[Begin MATERIAL PROVIDED]

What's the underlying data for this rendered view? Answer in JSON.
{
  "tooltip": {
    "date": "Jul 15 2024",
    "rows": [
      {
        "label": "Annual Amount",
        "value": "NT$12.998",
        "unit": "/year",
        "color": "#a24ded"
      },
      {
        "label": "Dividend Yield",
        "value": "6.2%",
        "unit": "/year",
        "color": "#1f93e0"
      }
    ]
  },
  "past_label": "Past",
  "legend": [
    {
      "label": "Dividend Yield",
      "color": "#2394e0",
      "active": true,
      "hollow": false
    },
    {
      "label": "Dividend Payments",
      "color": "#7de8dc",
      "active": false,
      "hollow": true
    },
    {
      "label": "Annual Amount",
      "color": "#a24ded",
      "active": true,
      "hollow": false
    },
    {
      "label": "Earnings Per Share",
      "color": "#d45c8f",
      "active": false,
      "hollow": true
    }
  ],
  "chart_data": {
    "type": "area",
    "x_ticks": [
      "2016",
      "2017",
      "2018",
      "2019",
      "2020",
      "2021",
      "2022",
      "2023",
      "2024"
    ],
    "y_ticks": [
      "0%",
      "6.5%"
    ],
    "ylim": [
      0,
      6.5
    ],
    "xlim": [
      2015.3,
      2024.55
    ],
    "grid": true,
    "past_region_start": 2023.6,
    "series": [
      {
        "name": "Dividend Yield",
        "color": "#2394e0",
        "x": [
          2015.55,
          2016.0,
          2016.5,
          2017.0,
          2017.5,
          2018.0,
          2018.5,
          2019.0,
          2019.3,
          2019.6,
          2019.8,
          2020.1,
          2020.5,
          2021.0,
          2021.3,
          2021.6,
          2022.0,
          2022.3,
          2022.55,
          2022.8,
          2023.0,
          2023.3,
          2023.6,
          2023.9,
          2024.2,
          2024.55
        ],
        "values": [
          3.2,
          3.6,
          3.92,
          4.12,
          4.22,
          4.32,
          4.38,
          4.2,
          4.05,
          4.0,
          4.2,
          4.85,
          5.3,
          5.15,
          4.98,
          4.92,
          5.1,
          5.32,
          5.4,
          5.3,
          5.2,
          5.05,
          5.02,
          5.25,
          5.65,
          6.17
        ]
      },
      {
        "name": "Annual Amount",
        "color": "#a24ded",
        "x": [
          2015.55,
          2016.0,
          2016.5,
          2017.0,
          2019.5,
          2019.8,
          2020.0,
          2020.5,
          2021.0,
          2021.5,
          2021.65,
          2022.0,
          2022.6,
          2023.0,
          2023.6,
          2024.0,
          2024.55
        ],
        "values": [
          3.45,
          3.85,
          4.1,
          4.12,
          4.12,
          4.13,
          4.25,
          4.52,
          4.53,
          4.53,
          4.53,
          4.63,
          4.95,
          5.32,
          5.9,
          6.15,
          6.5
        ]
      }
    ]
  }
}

[End MATERIAL PROVIDED]

Collect the lines that hold "name".

- SOLUTION FOR THIS TASK:
        "name": "Dividend Yield",
        "name": "Annual Amount",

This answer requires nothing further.